**Provided entries**
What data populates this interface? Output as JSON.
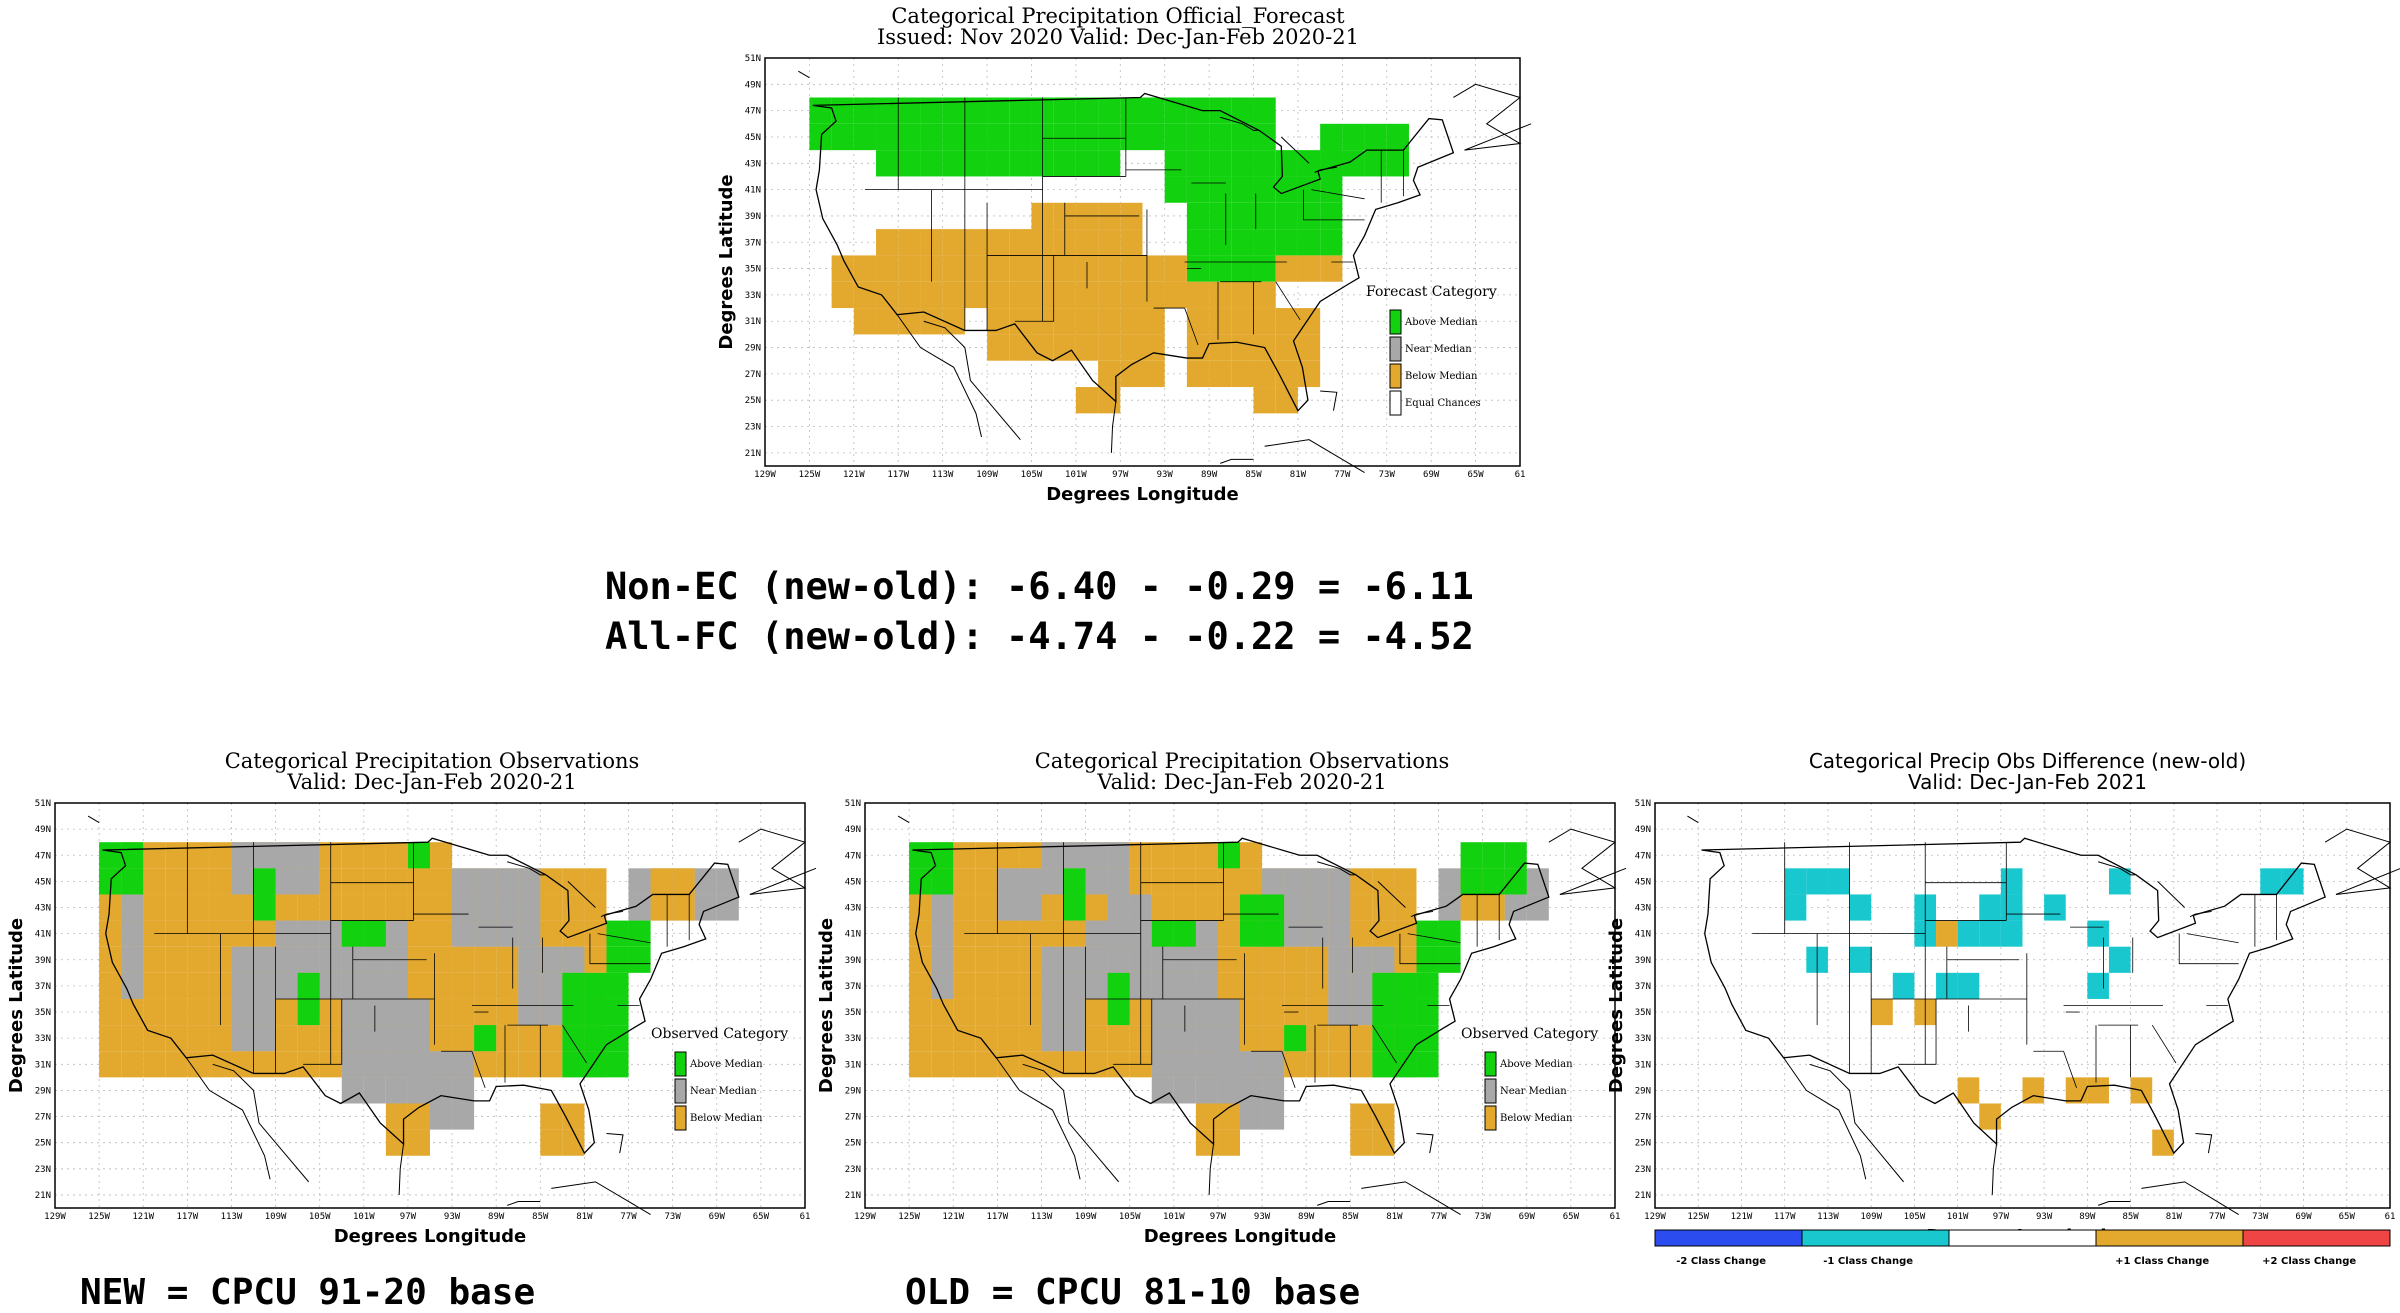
{
  "colors": {
    "above": "#12d20f",
    "near": "#a8a8a8",
    "below": "#e3a92f",
    "ec": "#ffffff",
    "minus2": "#2b4df0",
    "minus1": "#19c8cf",
    "plus1": "#e3a92f",
    "plus2": "#f04545",
    "nochange": "#ffffff"
  },
  "lat_ticks": [
    "51N",
    "49N",
    "47N",
    "45N",
    "43N",
    "41N",
    "39N",
    "37N",
    "35N",
    "33N",
    "31N",
    "29N",
    "27N",
    "25N",
    "23N",
    "21N"
  ],
  "lon_ticks": [
    "129W",
    "125W",
    "121W",
    "117W",
    "113W",
    "109W",
    "105W",
    "101W",
    "97W",
    "93W",
    "89W",
    "85W",
    "81W",
    "77W",
    "73W",
    "69W",
    "65W",
    "61"
  ],
  "ylabel": "Degrees Latitude",
  "xlabel": "Degrees Longitude",
  "forecast": {
    "title1": "Categorical Precipitation Official_Forecast",
    "title2": "Issued: Nov 2020 Valid: Dec-Jan-Feb 2020-21",
    "legend_title": "Forecast Category",
    "legend": [
      "Above Median",
      "Near Median",
      "Below Median",
      "Equal Chances"
    ]
  },
  "scores": {
    "line1": "Non-EC (new-old): -6.40 - -0.29 = -6.11",
    "line2": "All-FC (new-old): -4.74 - -0.22 = -4.52"
  },
  "obs_new": {
    "title1": "Categorical Precipitation Observations",
    "title2": "Valid: Dec-Jan-Feb 2020-21",
    "legend_title": "Observed Category",
    "legend": [
      "Above Median",
      "Near Median",
      "Below Median"
    ],
    "caption": "NEW = CPCU 91-20 base"
  },
  "obs_old": {
    "title1": "Categorical Precipitation Observations",
    "title2": "Valid: Dec-Jan-Feb 2020-21",
    "legend_title": "Observed Category",
    "legend": [
      "Above Median",
      "Near Median",
      "Below Median"
    ],
    "caption": "OLD = CPCU 81-10 base"
  },
  "diff": {
    "title1": "Categorical Precip Obs Difference (new-old)",
    "title2": "Valid: Dec-Jan-Feb 2021",
    "legend": [
      "-2 Class Change",
      "-1 Class Change",
      "+1 Class Change",
      "+2 Class Change"
    ]
  }
}
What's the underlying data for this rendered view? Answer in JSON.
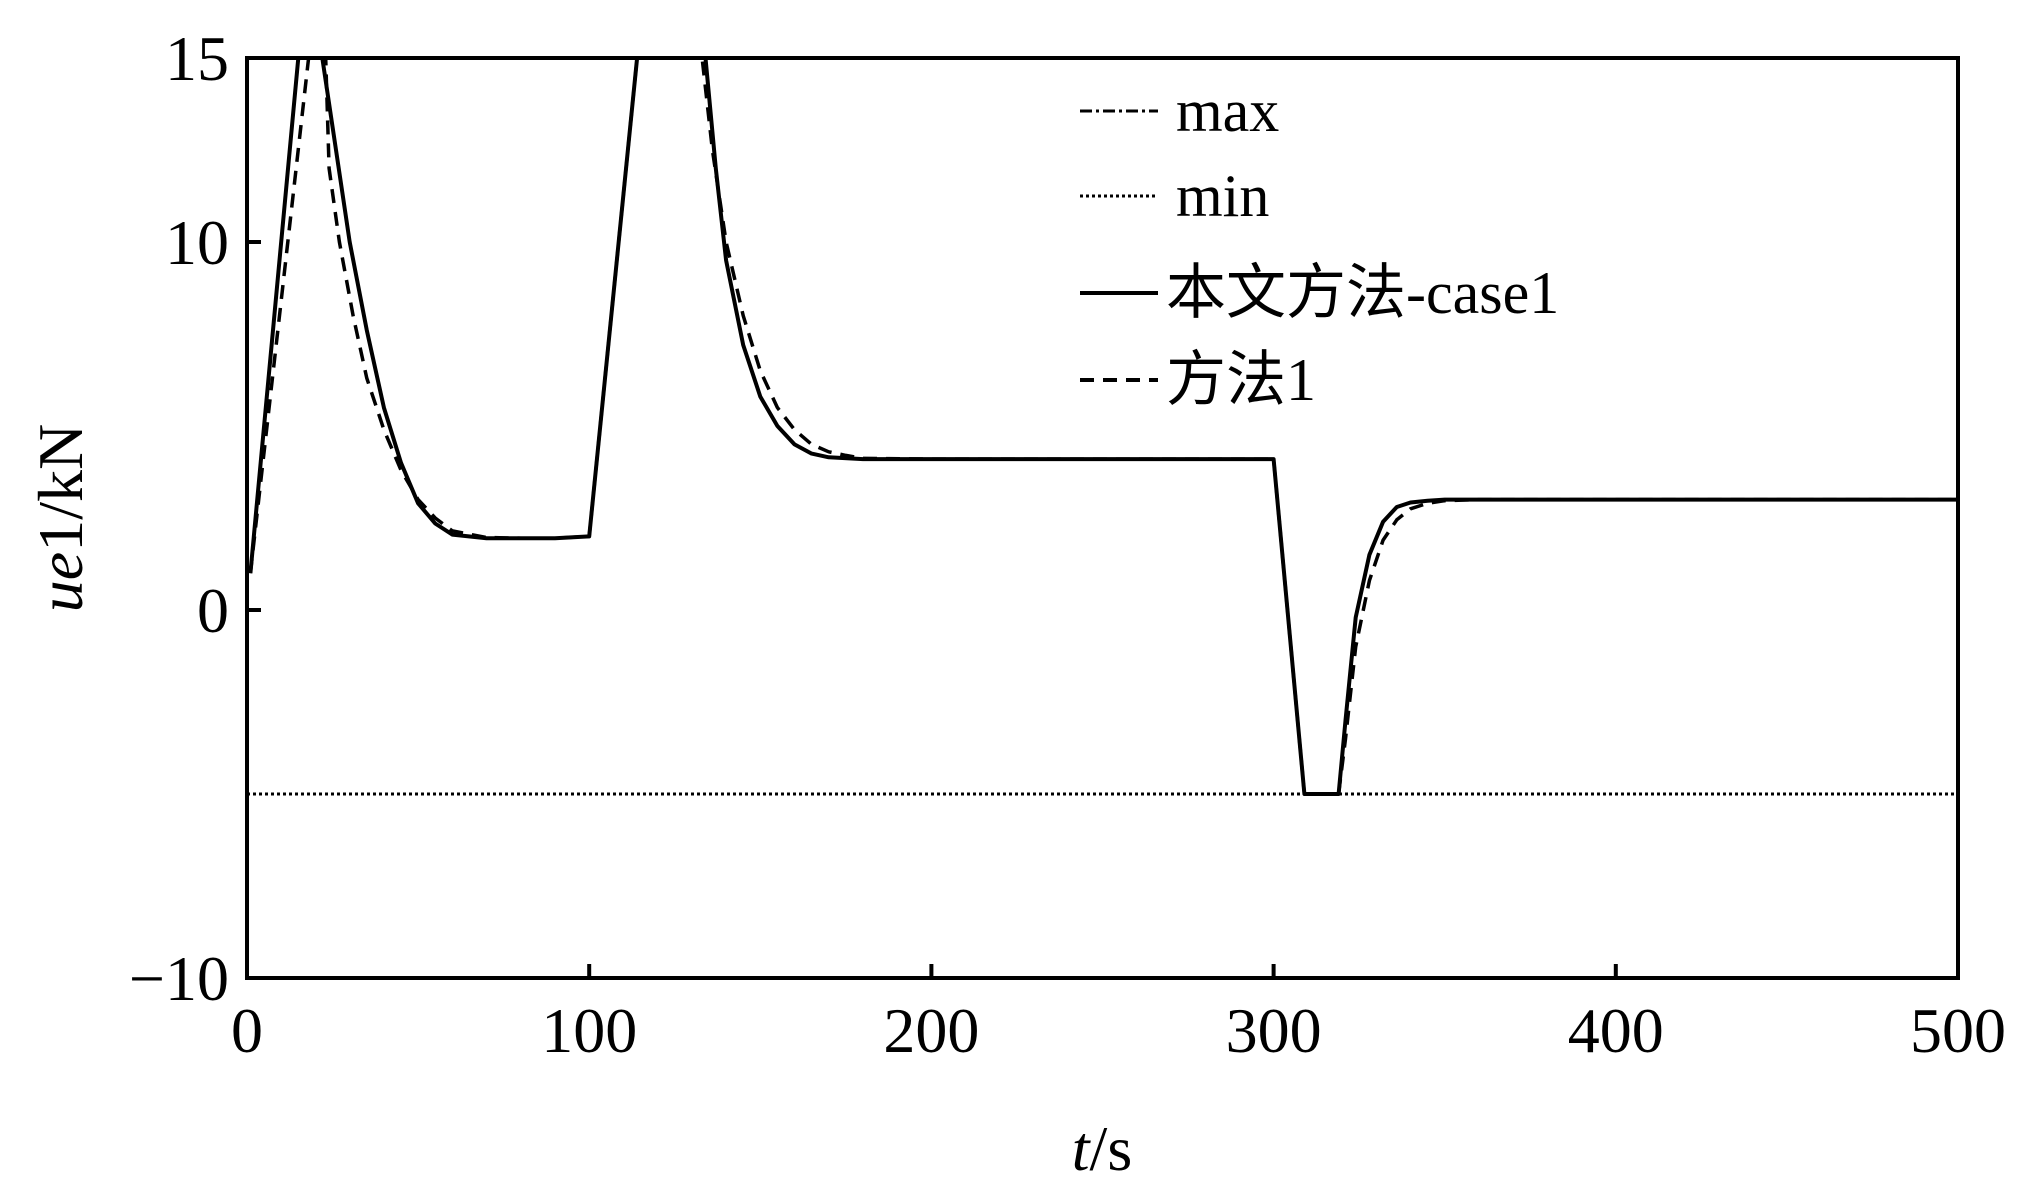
{
  "chart_data": {
    "type": "line",
    "xlabel": {
      "italic": "t",
      "rest": "/s"
    },
    "ylabel": {
      "italic": "ue",
      "rest": "1/kN"
    },
    "xlim": [
      0,
      500
    ],
    "ylim": [
      -10,
      15
    ],
    "xticks": [
      0,
      100,
      200,
      300,
      400,
      500
    ],
    "yticks": [
      -10,
      0,
      10,
      15
    ],
    "ytick_labels": [
      "−10",
      "0",
      "10",
      "15"
    ],
    "grid": false,
    "legend_position": "top-right",
    "series": [
      {
        "name": "max",
        "style": "dashdot",
        "color": "#000000",
        "x": [
          0,
          500
        ],
        "y": [
          15,
          15
        ]
      },
      {
        "name": "min",
        "style": "dotted",
        "color": "#000000",
        "x": [
          0,
          500
        ],
        "y": [
          -5,
          -5
        ]
      },
      {
        "name": "本文方法-case1",
        "style": "solid",
        "color": "#000000",
        "x": [
          1,
          15,
          22,
          26,
          30,
          35,
          40,
          45,
          50,
          55,
          60,
          70,
          80,
          90,
          100,
          114,
          134,
          137,
          140,
          145,
          150,
          155,
          160,
          165,
          170,
          180,
          200,
          250,
          300,
          309,
          319,
          321,
          324,
          328,
          332,
          336,
          340,
          345,
          350,
          360,
          400,
          450,
          500
        ],
        "y": [
          1,
          15,
          15,
          12.5,
          10,
          7.6,
          5.5,
          4.0,
          2.9,
          2.35,
          2.05,
          1.95,
          1.95,
          1.95,
          2.0,
          15,
          15,
          12.0,
          9.5,
          7.2,
          5.8,
          5.0,
          4.5,
          4.25,
          4.15,
          4.1,
          4.1,
          4.1,
          4.1,
          -5,
          -5,
          -3,
          -0.2,
          1.5,
          2.4,
          2.8,
          2.92,
          2.97,
          3.0,
          3.0,
          3.0,
          3.0,
          3.0
        ]
      },
      {
        "name": "方法1",
        "style": "dashed",
        "color": "#000000",
        "x": [
          1,
          18,
          23,
          24,
          27,
          31,
          35,
          40,
          45,
          50,
          55,
          60,
          70,
          80,
          90,
          100,
          114,
          133,
          136,
          140,
          145,
          150,
          155,
          160,
          165,
          170,
          175,
          180,
          200,
          250,
          300,
          309,
          319,
          321,
          324,
          328,
          332,
          336,
          340,
          345,
          350,
          360,
          400,
          450,
          500
        ],
        "y": [
          1,
          15,
          15,
          12.0,
          10.0,
          8.0,
          6.3,
          4.9,
          3.8,
          3.0,
          2.5,
          2.15,
          1.97,
          1.95,
          1.95,
          2.0,
          15,
          15,
          12.5,
          10.0,
          8.0,
          6.5,
          5.5,
          4.9,
          4.5,
          4.3,
          4.2,
          4.12,
          4.1,
          4.1,
          4.1,
          -5,
          -5,
          -3.5,
          -1.0,
          0.8,
          1.9,
          2.45,
          2.75,
          2.9,
          2.97,
          3.0,
          3.0,
          3.0,
          3.0
        ]
      }
    ]
  }
}
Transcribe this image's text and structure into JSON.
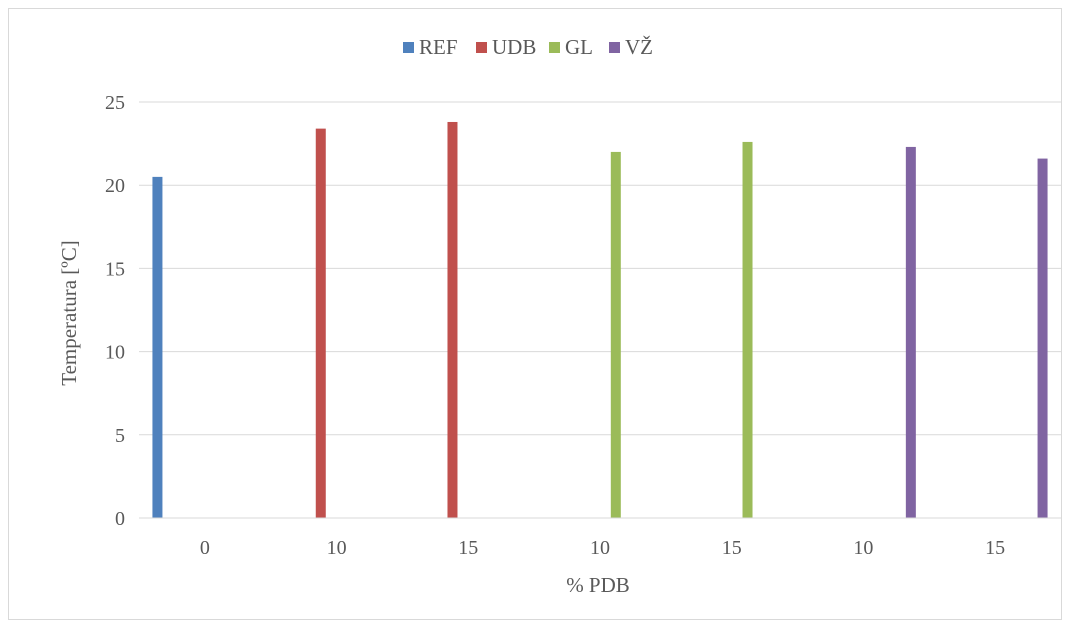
{
  "chart_data": {
    "type": "bar",
    "xlabel": "% PDB",
    "ylabel": "Temperatura [ºC]",
    "ylim": [
      0,
      25
    ],
    "yticks": [
      0,
      5,
      10,
      15,
      20,
      25
    ],
    "grid": true,
    "legend_position": "top",
    "categories": [
      "0",
      "10",
      "15",
      "10",
      "15",
      "10",
      "15"
    ],
    "series": [
      {
        "name": "REF",
        "color": "#4f81bd",
        "values": [
          20.5,
          null,
          null,
          null,
          null,
          null,
          null
        ]
      },
      {
        "name": "UDB",
        "color": "#c0504d",
        "values": [
          null,
          23.4,
          23.8,
          null,
          null,
          null,
          null
        ]
      },
      {
        "name": "GL",
        "color": "#9bbb59",
        "values": [
          null,
          null,
          null,
          22.0,
          22.6,
          null,
          null
        ]
      },
      {
        "name": "VŽ",
        "color": "#8064a2",
        "values": [
          null,
          null,
          null,
          null,
          null,
          22.3,
          21.6
        ]
      }
    ]
  }
}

**What needs to be done**
In this exercise, set down all of the data exactly, without the pictures.

**Full response**
What data populates this interface? Output as JSON.
{
  "colors": {
    "above": "#12d20f",
    "near": "#a8a8a8",
    "below": "#e3a92f",
    "ec": "#ffffff",
    "minus2": "#2b4df0",
    "minus1": "#19c8cf",
    "plus1": "#e3a92f",
    "plus2": "#f04545",
    "nochange": "#ffffff"
  },
  "lat_ticks": [
    "51N",
    "49N",
    "47N",
    "45N",
    "43N",
    "41N",
    "39N",
    "37N",
    "35N",
    "33N",
    "31N",
    "29N",
    "27N",
    "25N",
    "23N",
    "21N"
  ],
  "lon_ticks": [
    "129W",
    "125W",
    "121W",
    "117W",
    "113W",
    "109W",
    "105W",
    "101W",
    "97W",
    "93W",
    "89W",
    "85W",
    "81W",
    "77W",
    "73W",
    "69W",
    "65W",
    "61"
  ],
  "ylabel": "Degrees Latitude",
  "xlabel": "Degrees Longitude",
  "forecast": {
    "title1": "Categorical Precipitation Official_Forecast",
    "title2": "Issued: Nov 2020 Valid: Dec-Jan-Feb 2020-21",
    "legend_title": "Forecast Category",
    "legend": [
      "Above Median",
      "Near Median",
      "Below Median",
      "Equal Chances"
    ]
  },
  "scores": {
    "line1": "Non-EC (new-old): -6.40 - -0.29 = -6.11",
    "line2": "All-FC (new-old): -4.74 - -0.22 = -4.52"
  },
  "obs_new": {
    "title1": "Categorical Precipitation Observations",
    "title2": "Valid: Dec-Jan-Feb 2020-21",
    "legend_title": "Observed Category",
    "legend": [
      "Above Median",
      "Near Median",
      "Below Median"
    ],
    "caption": "NEW = CPCU 91-20 base"
  },
  "obs_old": {
    "title1": "Categorical Precipitation Observations",
    "title2": "Valid: Dec-Jan-Feb 2020-21",
    "legend_title": "Observed Category",
    "legend": [
      "Above Median",
      "Near Median",
      "Below Median"
    ],
    "caption": "OLD = CPCU 81-10 base"
  },
  "diff": {
    "title1": "Categorical Precip Obs Difference (new-old)",
    "title2": "Valid: Dec-Jan-Feb 2021",
    "legend": [
      "-2 Class Change",
      "-1 Class Change",
      "+1 Class Change",
      "+2 Class Change"
    ]
  }
}
What's the underlying data for this rendered view? Answer in JSON.
{
  "chart_data": {
    "type": "line",
    "xlabel": {
      "italic": "t",
      "rest": "/s"
    },
    "ylabel": {
      "italic": "ue",
      "rest": "1/kN"
    },
    "xlim": [
      0,
      500
    ],
    "ylim": [
      -10,
      15
    ],
    "xticks": [
      0,
      100,
      200,
      300,
      400,
      500
    ],
    "yticks": [
      -10,
      0,
      10,
      15
    ],
    "ytick_labels": [
      "−10",
      "0",
      "10",
      "15"
    ],
    "grid": false,
    "legend_position": "top-right",
    "series": [
      {
        "name": "max",
        "style": "dashdot",
        "color": "#000000",
        "x": [
          0,
          500
        ],
        "y": [
          15,
          15
        ]
      },
      {
        "name": "min",
        "style": "dotted",
        "color": "#000000",
        "x": [
          0,
          500
        ],
        "y": [
          -5,
          -5
        ]
      },
      {
        "name": "本文方法-case1",
        "style": "solid",
        "color": "#000000",
        "x": [
          1,
          15,
          22,
          26,
          30,
          35,
          40,
          45,
          50,
          55,
          60,
          70,
          80,
          90,
          100,
          114,
          134,
          137,
          140,
          145,
          150,
          155,
          160,
          165,
          170,
          180,
          200,
          250,
          300,
          309,
          319,
          321,
          324,
          328,
          332,
          336,
          340,
          345,
          350,
          360,
          400,
          450,
          500
        ],
        "y": [
          1,
          15,
          15,
          12.5,
          10,
          7.6,
          5.5,
          4.0,
          2.9,
          2.35,
          2.05,
          1.95,
          1.95,
          1.95,
          2.0,
          15,
          15,
          12.0,
          9.5,
          7.2,
          5.8,
          5.0,
          4.5,
          4.25,
          4.15,
          4.1,
          4.1,
          4.1,
          4.1,
          -5,
          -5,
          -3,
          -0.2,
          1.5,
          2.4,
          2.8,
          2.92,
          2.97,
          3.0,
          3.0,
          3.0,
          3.0,
          3.0
        ]
      },
      {
        "name": "方法1",
        "style": "dashed",
        "color": "#000000",
        "x": [
          1,
          18,
          23,
          24,
          27,
          31,
          35,
          40,
          45,
          50,
          55,
          60,
          70,
          80,
          90,
          100,
          114,
          133,
          136,
          140,
          145,
          150,
          155,
          160,
          165,
          170,
          175,
          180,
          200,
          250,
          300,
          309,
          319,
          321,
          324,
          328,
          332,
          336,
          340,
          345,
          350,
          360,
          400,
          450,
          500
        ],
        "y": [
          1,
          15,
          15,
          12.0,
          10.0,
          8.0,
          6.3,
          4.9,
          3.8,
          3.0,
          2.5,
          2.15,
          1.97,
          1.95,
          1.95,
          2.0,
          15,
          15,
          12.5,
          10.0,
          8.0,
          6.5,
          5.5,
          4.9,
          4.5,
          4.3,
          4.2,
          4.12,
          4.1,
          4.1,
          4.1,
          -5,
          -5,
          -3.5,
          -1.0,
          0.8,
          1.9,
          2.45,
          2.75,
          2.9,
          2.97,
          3.0,
          3.0,
          3.0,
          3.0
        ]
      }
    ]
  }
}
Transcribe this image's text and structure into JSON.
{
  "chart_data": {
    "type": "bar",
    "xlabel": "% PDB",
    "ylabel": "Temperatura [ºC]",
    "ylim": [
      0,
      25
    ],
    "yticks": [
      0,
      5,
      10,
      15,
      20,
      25
    ],
    "grid": true,
    "legend_position": "top",
    "categories": [
      "0",
      "10",
      "15",
      "10",
      "15",
      "10",
      "15"
    ],
    "series": [
      {
        "name": "REF",
        "color": "#4f81bd",
        "values": [
          20.5,
          null,
          null,
          null,
          null,
          null,
          null
        ]
      },
      {
        "name": "UDB",
        "color": "#c0504d",
        "values": [
          null,
          23.4,
          23.8,
          null,
          null,
          null,
          null
        ]
      },
      {
        "name": "GL",
        "color": "#9bbb59",
        "values": [
          null,
          null,
          null,
          22.0,
          22.6,
          null,
          null
        ]
      },
      {
        "name": "VŽ",
        "color": "#8064a2",
        "values": [
          null,
          null,
          null,
          null,
          null,
          22.3,
          21.6
        ]
      }
    ]
  }
}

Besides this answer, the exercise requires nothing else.